| YOUR INSTRUCTIONS |
The records that follow are to be repeated exactly, with the pictures removed.
* begin *
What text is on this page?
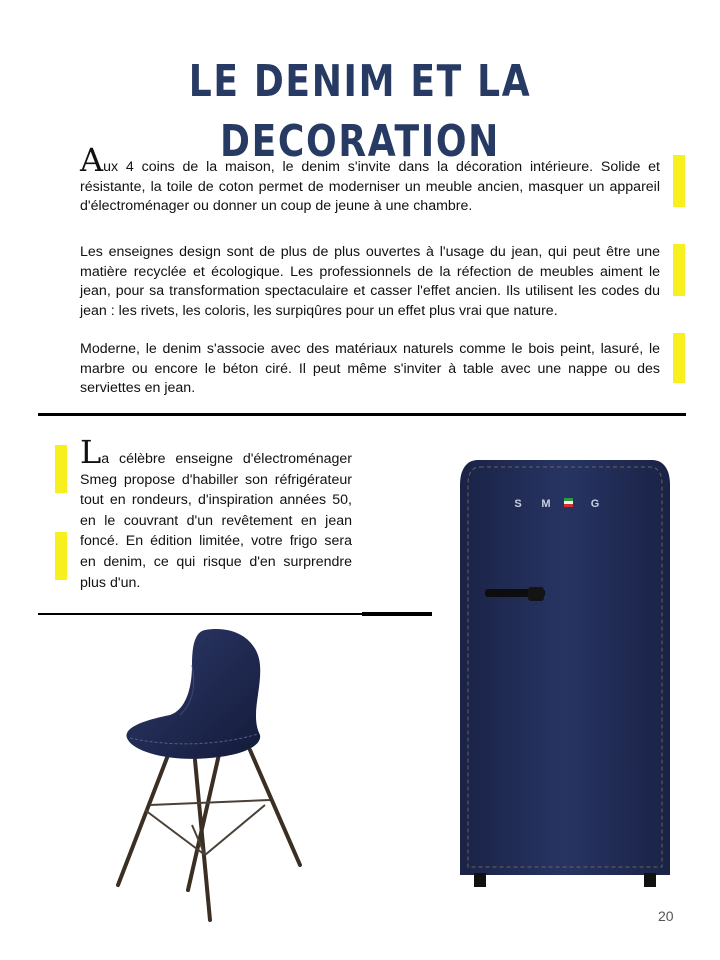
LE DENIM ET LA DECORATION

Aux 4 coins de la maison, le denim s'invite dans la décoration intérieure. Solide et résistante, la toile de coton permet de moderniser un meuble ancien, masquer un appareil d'électroménager ou donner un coup de jeune à une chambre.

Les enseignes design sont de plus de plus ouvertes à l'usage du jean, qui peut être une matière recyclée et écologique. Les professionnels de la réfection de meubles aiment le jean, pour sa transformation spectaculaire et casser l'effet ancien. Ils utilisent les codes du jean : les rivets, les coloris, les surpiqûres pour un effet plus vrai que nature.

Moderne, le denim s'associe avec des matériaux naturels comme le bois peint, lasuré, le marbre ou encore le béton ciré. Il peut même s'inviter à table avec une nappe ou des serviettes en jean.

La célèbre enseigne d'électroménager Smeg propose d'habiller son réfrigérateur tout en rondeurs, d'inspiration années 50, en le couvrant d'un revêtement en jean foncé. En édition limitée, votre frigo sera en denim, ce qui risque d'en surprendre plus d'un.

S M	G
20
* end *
| SOLUTION TO THE PROBLEM |
What text is on this page?
LE DENIM ET LA DECORATION

Aux 4 coins de la maison, le denim s'invite dans la décoration intérieure. Solide et résistante, la toile de coton permet de moderniser un meuble ancien, masquer un appareil d'électroménager ou donner un coup de jeune à une chambre.

Les enseignes design sont de plus de plus ouvertes à l'usage du jean, qui peut être une matière recyclée et écologique. Les professionnels de la réfection de meubles aiment le jean, pour sa transformation spectaculaire et casser l'effet ancien. Ils utilisent les codes du jean : les rivets, les coloris, les surpiqûres pour un effet plus vrai que nature.

Moderne, le denim s'associe avec des matériaux naturels comme le bois peint, lasuré, le marbre ou encore le béton ciré. Il peut même s'inviter à table avec une nappe ou des serviettes en jean.

La célèbre enseigne d'électroménager Smeg propose d'habiller son réfrigérateur tout en rondeurs, d'inspiration années 50, en le couvrant d'un revêtement en jean foncé. En édition limitée, votre frigo sera en denim, ce qui risque d'en surprendre plus d'un.

S M	G
20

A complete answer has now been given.